Parameters used

  • Query profile size: 10
  • Number of query profiles: 5
  • Information Content: Annotation IC
  • Profile aggregation: Best Pairs
  • Directionality of similarity: Symmetric

1. Import required modules


In [17]:
import matplotlib.lines as mlines
import os
import pandas as pd
import matplotlib.pyplot as plt
import numpy as np
import math
import json
%matplotlib inline

2. Helper methods


In [18]:
def load_results(infile,quartile,scores,metric,granularity):
    next(infile)
    for line in infile:
        queryid,numreplaced,match,score=line.strip().split()
        numreplaced=int(numreplaced)
        if metric not in scores:
            scores[metric]=dict()
        if quartile not in scores[metric]:
            scores[metric][quartile]=dict()
        if granularity not in scores[metric][quartile]:
            scores[metric][quartile][granularity]=dict()
        if numreplaced not in scores[metric][quartile][granularity]:
            scores[metric][quartile][granularity][numreplaced]=[]
        scores[metric][quartile][granularity][numreplaced].append(float(score))

    infile.close()
    return scores

def error(scorelist):
    return 2*(np.std(scorelist)/math.sqrt(len(scorelist)))

2. Plot decay and noise


In [23]:
scores=dict()
    quartile=50
    granularity='E'
    f, axarr = plt.subplots(3, 3)
    i=j=0
    titledict={'BPSym__Jaccard':'Jaccard','BPSym_AIC_Resnik':'Resnik','BPSym_AIC_Lin':'Lin'
               ,'BPSym_AIC_Jiang':'Jiang','_AIC_simGIC':'simGIC','BPAsym_AIC_HRSS':'HRSS','Groupwise_Jaccard':'Groupwise_Jaccard'}
    lines=[]
    legend=[]
    for profilesize in [10]:
        for metric in ['BPSym_AIC_Resnik','BPSym_AIC_Lin','BPSym_AIC_Jiang','_AIC_simGIC','BPSym__Jaccard',
                       'Groupwise_Jaccard','BPAsym_AIC_HRSS']:
            
            # plotting annotation replacement
            infile=open("../../results/FullDistribution/AnnotationReplacement/E_Decay_Quartile50_ProfileSize"+str(profilesize)+"_"+ metric+"_Results.tsv")
            scores=load_results(infile,quartile,scores,metric,granularity)
            infile.close()
            signallist=[]
            errorlist=[]
            numreplacedlist=sorted(scores[metric][quartile][granularity].keys())
           
            for numreplaced in numreplacedlist :
                signallist.append(np.mean(scores[metric][quartile][granularity][numreplaced]))
                errorlist.append(error(scores[metric][quartile][granularity][numreplaced]))
            line=axarr[i][j].errorbar(numreplacedlist,signallist,yerr=errorlist,color='blue',linewidth=3)
            if len(lines)==0:
                lines.append(line)
                legend.append("Annotation Replacement")
            axarr[i][j].set_title(titledict[metric])
            axarr[i][j].set_ylim(0,1)

=== Goal 1 ===
According to the parameter list at the top of the similarity-decay notebook extract, which method is used for profile aggregation?
=== Goal 2 ===
Restate the block that begins "Parameters used" in the similarity-decay notebook extract as one sentence that keeps every setting.
=== Goal 3 ===
Pick up the similarity-decay plotting notebook extract from the point where it stops.

=== Extracted data ===
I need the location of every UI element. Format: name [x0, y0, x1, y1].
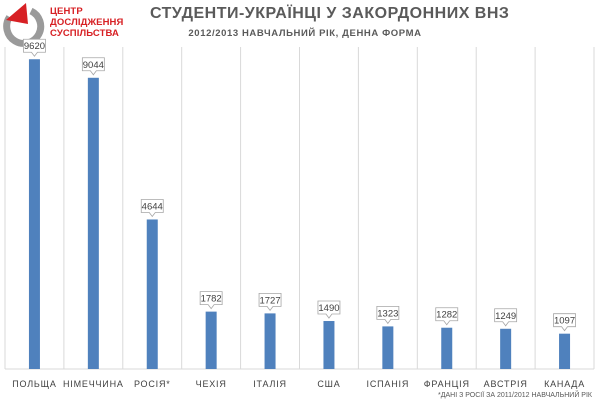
x-tick-label: США — [317, 379, 340, 389]
data-label-callout — [81, 57, 105, 76]
x-tick-label: ПОЛЬЩА — [12, 379, 56, 389]
chart-subtitle: 2012/2013 НАВЧАЛЬНИЙ РІК, ДЕННА ФОРМА — [188, 28, 422, 39]
bar — [323, 321, 335, 369]
x-tick-label: ІТАЛІЯ — [253, 379, 287, 389]
chart-title: СТУДЕНТИ-УКРАЇНЦІ У ЗАКОРДОННИХ ВНЗ — [150, 5, 510, 22]
data-label-callout — [494, 308, 518, 327]
data-label-callout — [23, 38, 46, 57]
bar — [559, 333, 571, 369]
data-label: 9620 — [24, 41, 45, 52]
data-label: 1249 — [495, 311, 516, 322]
logo-line-2: ДОСЛІДЖЕННЯ — [50, 17, 124, 28]
bar — [28, 59, 40, 370]
data-label-callout — [317, 300, 341, 319]
data-label: 4644 — [142, 201, 163, 212]
bar — [87, 77, 99, 369]
x-tick-label: КАНАДА — [544, 379, 585, 389]
data-label: 1282 — [436, 310, 457, 321]
bar — [146, 219, 158, 369]
bar — [382, 326, 394, 369]
data-label-callout — [435, 307, 459, 326]
logo-line-1: ЦЕНТР — [50, 6, 83, 17]
bar — [205, 311, 217, 369]
bar — [264, 313, 276, 369]
data-label-callout — [140, 199, 164, 218]
data-label: 1490 — [318, 303, 339, 314]
x-tick-label: ЧЕХІЯ — [196, 379, 227, 389]
bar — [441, 327, 453, 369]
footnote: *ДАНІ З РОСІЇ ЗА 2011/2012 НАВЧАЛЬНИЙ РІ… — [438, 392, 592, 399]
data-label: 1727 — [259, 295, 280, 306]
x-tick-label: АВСТРІЯ — [484, 379, 528, 389]
data-label-callout — [376, 305, 400, 325]
x-tick-label: НІМЕЧЧИНА — [63, 379, 124, 389]
data-label: 9044 — [83, 60, 104, 71]
bar — [500, 328, 512, 369]
data-label: 1097 — [554, 316, 575, 327]
data-label: 1323 — [377, 308, 398, 319]
x-tick-label: РОСІЯ* — [134, 379, 171, 389]
logo-text: ЦЕНТР ДОСЛІДЖЕННЯ СУСПІЛЬСТВА — [50, 6, 150, 39]
x-tick-label: ІСПАНІЯ — [367, 379, 410, 389]
data-label: 1782 — [201, 294, 222, 305]
data-label-callout — [199, 291, 223, 310]
x-tick-label: ФРАНЦІЯ — [424, 379, 470, 389]
logo-line-3: СУСПІЛЬСТВА — [50, 28, 120, 39]
data-label-callout — [553, 313, 576, 332]
data-label-callout — [258, 292, 282, 312]
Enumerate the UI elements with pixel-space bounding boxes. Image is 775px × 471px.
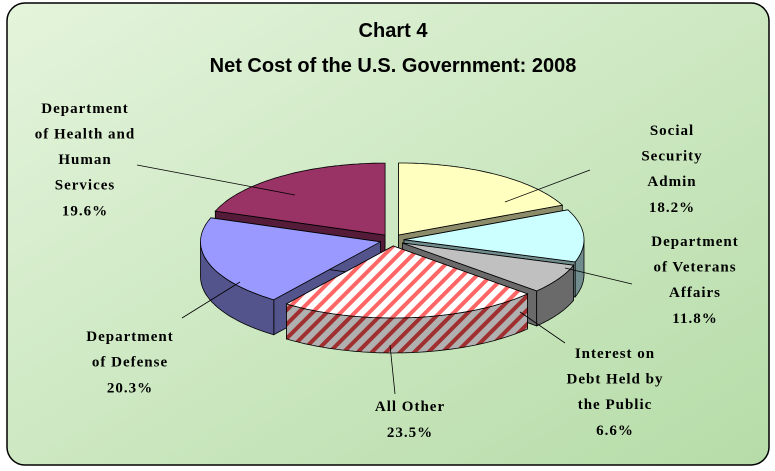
slice-top [398, 162, 564, 236]
slice-top [214, 162, 386, 236]
leader-line [136, 164, 296, 196]
chart-subtitle: Net Cost of the U.S. Government: 2008 [210, 55, 577, 77]
slice-label: Department of Defense [86, 329, 173, 371]
chart-title: Chart 4 [359, 20, 429, 42]
leader-line [564, 267, 633, 285]
slice-value-label: 19.6% [62, 203, 108, 219]
leader-line [389, 344, 396, 395]
slice-top [200, 217, 382, 301]
slice-top [402, 242, 575, 292]
slice-label: Department of Health and Human Services [35, 101, 136, 194]
slice-label: Department of Veterans Affairs [651, 234, 738, 301]
slice-value-label: 6.6% [596, 423, 634, 439]
slice-top [285, 245, 529, 319]
slice-value-label: 23.5% [387, 425, 433, 441]
leader-line [519, 311, 566, 344]
slice-label: All Other [375, 399, 445, 415]
chart-background [6, 2, 770, 466]
slice-top [403, 209, 585, 263]
slice-label: Interest on Debt Held by the Public [566, 346, 663, 413]
slice-label: Social Security Admin [641, 123, 702, 190]
slice-value-label: 11.8% [672, 311, 717, 327]
slice [285, 245, 529, 354]
leader-line [504, 169, 591, 203]
slice-value-label: 20.3% [107, 380, 153, 396]
slice-value-label: 18.2% [649, 200, 695, 216]
leader-line [181, 281, 241, 319]
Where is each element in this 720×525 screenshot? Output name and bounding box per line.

=== Final answer 1 ===
Best Pairs.

=== Final answer 2 ===
The run uses a query profile size of 10, five query profiles, Annotation IC as the information content, Best Pairs profile aggregation, and symmetric directionality of similarity.

=== Final answer 3 ===
            # plotting Ancestral Replacement
            ancestralreplacementfile="../../results/FullDistribution/AncestralReplacement/E_Decay_Quartile50_ProfileSize"+str(profilesize)+"_"+ metric+"_Results.tsv"
            
            if os.path.isfile(ancestralreplacementfile):
                infile=open(ancestralreplacementfile)
                scores=load_results(infile,quartile,scores,metric,granularity)
                infile.close()
                signallist=[]
                errorlist=[]
                numreplacedlist=sorted(scores[metric][quartile][granularity].keys())
                for numreplaced in numreplacedlist :
                    signallist.append(np.mean(scores[metric][quartile][granularity][numreplaced]))
                    errorlist.append(error(scores[metric][quartile][granularity][numreplaced]))
                line=axarr[i][j].errorbar(numreplacedlist,signallist,yerr=errorlist,color='green',linewidth=3)
                if len(lines)==1:
                    lines.append(line)
                    legend.append("Ancestral Replacement")
                
            # plotting noise
            decaytype="AnnotationReplacement"
            if "simGIC" in metric or "Groupwise_Jaccard" in metric:
                noisefile="../../results/FullDistribution/"+decaytype+"/Noise/Distributions/"+granularity+"_Noise_Quartile"+str(quartile)+"_ProfileSize"+str(profilesize)+"_"+metric+"_Results.tsv"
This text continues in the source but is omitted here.